#### DIRECTIONS FOR THIS TASK:
Give the entries again exactly, every one of them.

#### Dataset rows about figures:
━━━━
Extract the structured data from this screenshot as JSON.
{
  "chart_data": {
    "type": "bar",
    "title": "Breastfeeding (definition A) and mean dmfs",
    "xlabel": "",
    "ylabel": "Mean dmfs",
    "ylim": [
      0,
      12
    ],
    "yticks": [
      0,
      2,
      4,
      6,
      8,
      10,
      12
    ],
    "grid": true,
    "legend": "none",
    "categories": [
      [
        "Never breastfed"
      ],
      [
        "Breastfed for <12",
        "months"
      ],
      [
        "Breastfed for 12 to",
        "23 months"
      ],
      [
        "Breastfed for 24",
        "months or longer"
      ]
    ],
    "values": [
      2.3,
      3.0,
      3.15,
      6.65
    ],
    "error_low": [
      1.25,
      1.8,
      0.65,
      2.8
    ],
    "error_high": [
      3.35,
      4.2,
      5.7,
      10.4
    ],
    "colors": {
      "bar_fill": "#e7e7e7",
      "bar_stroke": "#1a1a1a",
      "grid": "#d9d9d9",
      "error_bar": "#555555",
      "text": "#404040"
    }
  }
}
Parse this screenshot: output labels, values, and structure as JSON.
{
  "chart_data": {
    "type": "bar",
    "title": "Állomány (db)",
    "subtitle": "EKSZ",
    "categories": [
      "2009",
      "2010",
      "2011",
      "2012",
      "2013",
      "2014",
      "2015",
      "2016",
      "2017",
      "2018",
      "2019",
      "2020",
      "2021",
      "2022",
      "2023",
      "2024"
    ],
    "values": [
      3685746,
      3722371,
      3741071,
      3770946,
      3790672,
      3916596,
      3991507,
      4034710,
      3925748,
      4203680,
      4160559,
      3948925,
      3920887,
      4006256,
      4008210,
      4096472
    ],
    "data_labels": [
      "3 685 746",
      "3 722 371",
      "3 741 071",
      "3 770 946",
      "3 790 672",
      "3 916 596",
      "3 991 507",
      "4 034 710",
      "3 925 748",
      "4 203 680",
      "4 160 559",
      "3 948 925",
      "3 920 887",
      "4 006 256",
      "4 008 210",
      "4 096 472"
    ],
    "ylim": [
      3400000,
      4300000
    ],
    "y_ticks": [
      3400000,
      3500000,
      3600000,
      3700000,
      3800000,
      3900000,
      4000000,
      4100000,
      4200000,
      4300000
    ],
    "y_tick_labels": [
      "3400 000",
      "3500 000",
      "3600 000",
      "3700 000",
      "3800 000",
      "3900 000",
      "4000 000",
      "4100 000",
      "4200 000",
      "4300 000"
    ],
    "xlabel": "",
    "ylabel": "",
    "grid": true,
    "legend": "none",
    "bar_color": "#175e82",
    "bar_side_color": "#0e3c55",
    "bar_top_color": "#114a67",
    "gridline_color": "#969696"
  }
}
━━━━
#### COMPLETED EXERCISE:
Extract the structured data from this screenshot as JSON.
{
  "chart_data": {
    "type": "bar",
    "title": "Breastfeeding (definition A) and mean dmfs",
    "xlabel": "",
    "ylabel": "Mean dmfs",
    "ylim": [
      0,
      12
    ],
    "yticks": [
      0,
      2,
      4,
      6,
      8,
      10,
      12
    ],
    "grid": true,
    "legend": "none",
    "categories": [
      [
        "Never breastfed"
      ],
      [
        "Breastfed for <12",
        "months"
      ],
      [
        "Breastfed for 12 to",
        "23 months"
      ],
      [
        "Breastfed for 24",
        "months or longer"
      ]
    ],
    "values": [
      2.3,
      3.0,
      3.15,
      6.65
    ],
    "error_low": [
      1.25,
      1.8,
      0.65,
      2.8
    ],
    "error_high": [
      3.35,
      4.2,
      5.7,
      10.4
    ],
    "colors": {
      "bar_fill": "#e7e7e7",
      "bar_stroke": "#1a1a1a",
      "grid": "#d9d9d9",
      "error_bar": "#555555",
      "text": "#404040"
    }
  }
}
Parse this screenshot: output labels, values, and structure as JSON.
{
  "chart_data": {
    "type": "bar",
    "title": "Állomány (db)",
    "subtitle": "EKSZ",
    "categories": [
      "2009",
      "2010",
      "2011",
      "2012",
      "2013",
      "2014",
      "2015",
      "2016",
      "2017",
      "2018",
      "2019",
      "2020",
      "2021",
      "2022",
      "2023",
      "2024"
    ],
    "values": [
      3685746,
      3722371,
      3741071,
      3770946,
      3790672,
      3916596,
      3991507,
      4034710,
      3925748,
      4203680,
      4160559,
      3948925,
      3920887,
      4006256,
      4008210,
      4096472
    ],
    "data_labels": [
      "3 685 746",
      "3 722 371",
      "3 741 071",
      "3 770 946",
      "3 790 672",
      "3 916 596",
      "3 991 507",
      "4 034 710",
      "3 925 748",
      "4 203 680",
      "4 160 559",
      "3 948 925",
      "3 920 887",
      "4 006 256",
      "4 008 210",
      "4 096 472"
    ],
    "ylim": [
      3400000,
      4300000
    ],
    "y_ticks": [
      3400000,
      3500000,
      3600000,
      3700000,
      3800000,
      3900000,
      4000000,
      4100000,
      4200000,
      4300000
    ],
    "y_tick_labels": [
      "3400 000",
      "3500 000",
      "3600 000",
      "3700 000",
      "3800 000",
      "3900 000",
      "4000 000",
      "4100 000",
      "4200 000",
      "4300 000"
    ],
    "xlabel": "",
    "ylabel": "",
    "grid": true,
    "legend": "none",
    "bar_color": "#175e82",
    "bar_side_color": "#0e3c55",
    "bar_top_color": "#114a67",
    "gridline_color": "#969696"
  }
}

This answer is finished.